- _Instructions to follow_
Leaving out the pictures, transcribe all of the records faithfully.

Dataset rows
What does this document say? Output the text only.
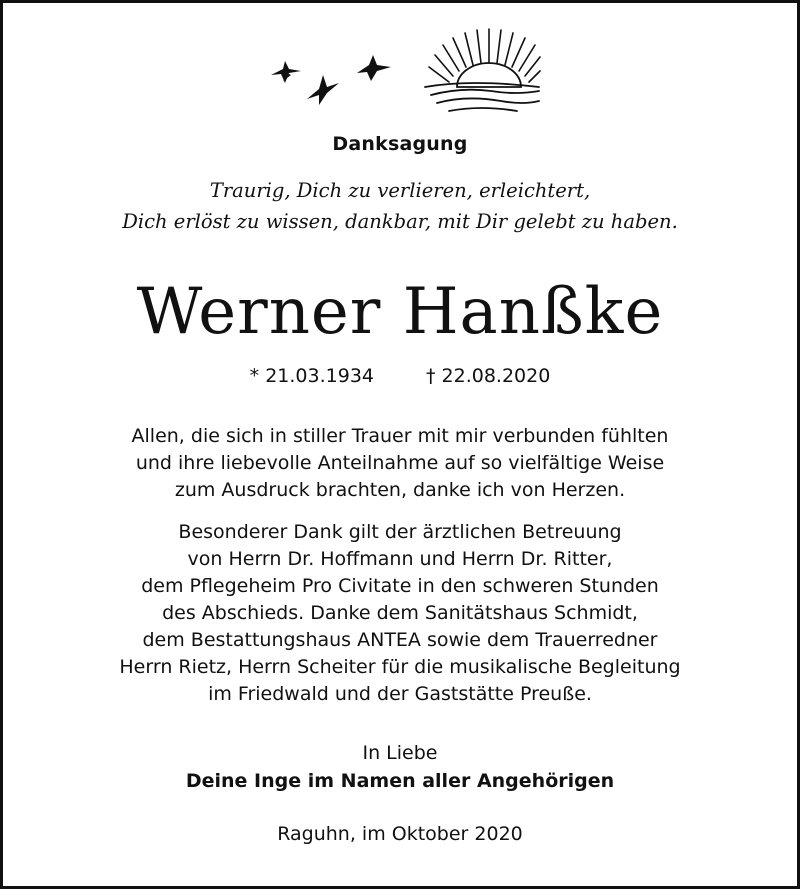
Danksagung
Traurig, Dich zu verlieren, erleichtert,
Dich erlöst zu wissen, dankbar, mit Dir gelebt zu haben.
Werner Hanßke
* 21.03.1934	† 22.08.2020
Allen, die sich in stiller Trauer mit mir verbunden fühlten
und ihre liebevolle Anteilnahme auf so vielfältige Weise
zum Ausdruck brachten, danke ich von Herzen.
Besonderer Dank gilt der ärztlichen Betreuung
von Herrn Dr. Hoffmann und Herrn Dr. Ritter,
dem Pflegeheim Pro Civitate in den schweren Stunden
des Abschieds. Danke dem Sanitätshaus Schmidt,
dem Bestattungshaus ANTEA sowie dem Trauerredner
Herrn Rietz, Herrn Scheiter für die musikalische Begleitung
im Friedwald und der Gaststätte Preuße.
In Liebe
Deine Inge im Namen aller Angehörigen
Raguhn, im Oktober 2020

- _Full output_
What does this document say? Output the text only.
Danksagung
Traurig, Dich zu verlieren, erleichtert,
Dich erlöst zu wissen, dankbar, mit Dir gelebt zu haben.
Werner Hanßke
* 21.03.1934	† 22.08.2020
Allen, die sich in stiller Trauer mit mir verbunden fühlten
und ihre liebevolle Anteilnahme auf so vielfältige Weise
zum Ausdruck brachten, danke ich von Herzen.
Besonderer Dank gilt der ärztlichen Betreuung
von Herrn Dr. Hoffmann und Herrn Dr. Ritter,
dem Pflegeheim Pro Civitate in den schweren Stunden
des Abschieds. Danke dem Sanitätshaus Schmidt,
dem Bestattungshaus ANTEA sowie dem Trauerredner
Herrn Rietz, Herrn Scheiter für die musikalische Begleitung
im Friedwald und der Gaststätte Preuße.
In Liebe
Deine Inge im Namen aller Angehörigen
Raguhn, im Oktober 2020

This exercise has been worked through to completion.